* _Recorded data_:
- - -

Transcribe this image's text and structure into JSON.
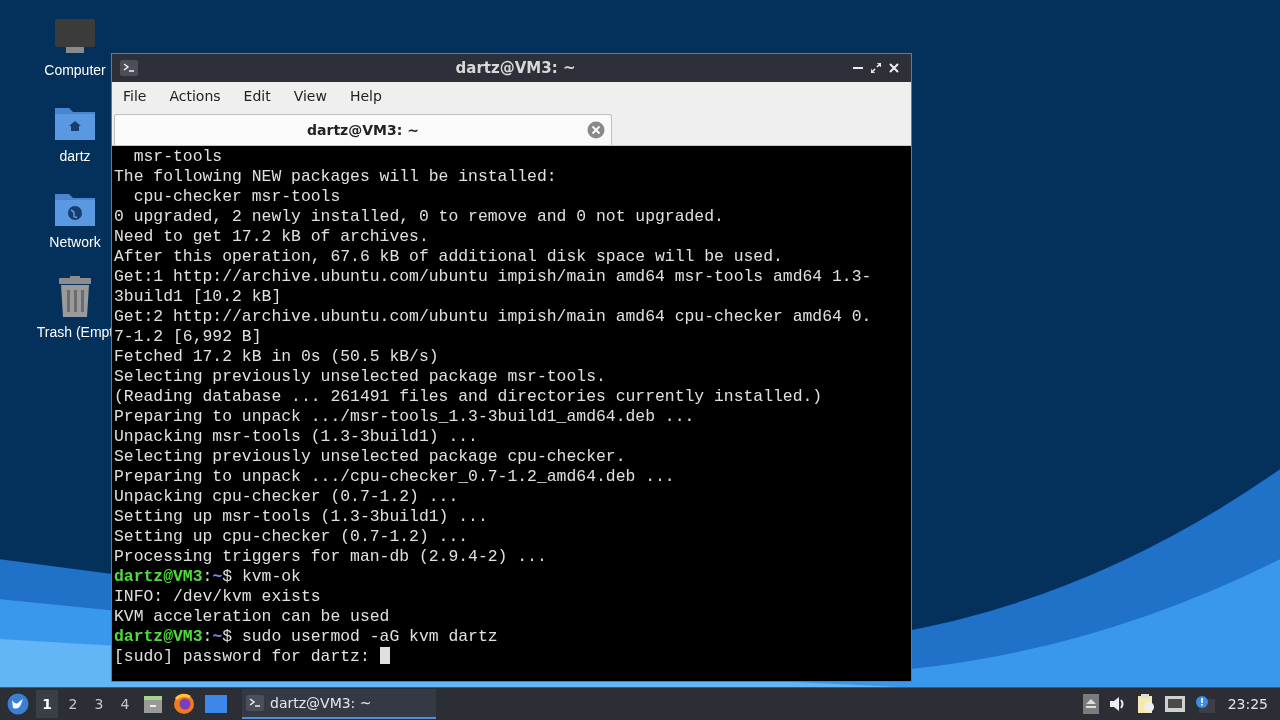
{
  "desktop_icons": [
    {
      "kind": "computer",
      "label": "Computer"
    },
    {
      "kind": "home",
      "label": "dartz"
    },
    {
      "kind": "network",
      "label": "Network"
    },
    {
      "kind": "trash",
      "label": "Trash (Empt"
    }
  ],
  "window": {
    "title": "dartz@VM3: ~",
    "menu": [
      "File",
      "Actions",
      "Edit",
      "View",
      "Help"
    ],
    "tabs": [
      {
        "label": "dartz@VM3: ~",
        "selected": true
      }
    ],
    "terminal": [
      {
        "kind": "text",
        "text": "  msr-tools"
      },
      {
        "kind": "text",
        "text": "The following NEW packages will be installed:"
      },
      {
        "kind": "text",
        "text": "  cpu-checker msr-tools"
      },
      {
        "kind": "text",
        "text": "0 upgraded, 2 newly installed, 0 to remove and 0 not upgraded."
      },
      {
        "kind": "text",
        "text": "Need to get 17.2 kB of archives."
      },
      {
        "kind": "text",
        "text": "After this operation, 67.6 kB of additional disk space will be used."
      },
      {
        "kind": "text",
        "text": "Get:1 http://archive.ubuntu.com/ubuntu impish/main amd64 msr-tools amd64 1.3-"
      },
      {
        "kind": "text",
        "text": "3build1 [10.2 kB]"
      },
      {
        "kind": "text",
        "text": "Get:2 http://archive.ubuntu.com/ubuntu impish/main amd64 cpu-checker amd64 0."
      },
      {
        "kind": "text",
        "text": "7-1.2 [6,992 B]"
      },
      {
        "kind": "text",
        "text": "Fetched 17.2 kB in 0s (50.5 kB/s)"
      },
      {
        "kind": "text",
        "text": "Selecting previously unselected package msr-tools."
      },
      {
        "kind": "text",
        "text": "(Reading database ... 261491 files and directories currently installed.)"
      },
      {
        "kind": "text",
        "text": "Preparing to unpack .../msr-tools_1.3-3build1_amd64.deb ..."
      },
      {
        "kind": "text",
        "text": "Unpacking msr-tools (1.3-3build1) ..."
      },
      {
        "kind": "text",
        "text": "Selecting previously unselected package cpu-checker."
      },
      {
        "kind": "text",
        "text": "Preparing to unpack .../cpu-checker_0.7-1.2_amd64.deb ..."
      },
      {
        "kind": "text",
        "text": "Unpacking cpu-checker (0.7-1.2) ..."
      },
      {
        "kind": "text",
        "text": "Setting up msr-tools (1.3-3build1) ..."
      },
      {
        "kind": "text",
        "text": "Setting up cpu-checker (0.7-1.2) ..."
      },
      {
        "kind": "text",
        "text": "Processing triggers for man-db (2.9.4-2) ..."
      },
      {
        "kind": "prompt",
        "user": "dartz@VM3",
        "sep": ":",
        "path": "~",
        "command": "$ kvm-ok"
      },
      {
        "kind": "text",
        "text": "INFO: /dev/kvm exists"
      },
      {
        "kind": "text",
        "text": "KVM acceleration can be used"
      },
      {
        "kind": "prompt",
        "user": "dartz@VM3",
        "sep": ":",
        "path": "~",
        "command": "$ sudo usermod -aG kvm dartz"
      },
      {
        "kind": "input",
        "text": "[sudo] password for dartz: "
      }
    ]
  },
  "taskbar": {
    "workspaces": [
      {
        "label": "1",
        "selected": true
      },
      {
        "label": "2",
        "selected": false
      },
      {
        "label": "3",
        "selected": false
      },
      {
        "label": "4",
        "selected": false
      }
    ],
    "launchers": [
      {
        "kind": "files"
      },
      {
        "kind": "browser"
      },
      {
        "kind": "desktop"
      }
    ],
    "tasks": [
      {
        "label": "dartz@VM3: ~",
        "selected": true
      }
    ],
    "tray": [
      {
        "kind": "eject"
      },
      {
        "kind": "volume"
      },
      {
        "kind": "clipboard"
      },
      {
        "kind": "network"
      },
      {
        "kind": "notification"
      }
    ],
    "clock": "23:25"
  }
}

- - -

* _Task prompt_:
What is the number of lines in this listing that contain the word "dartz"? Answer with that number and nothing else.

* _Solved exercise_:
8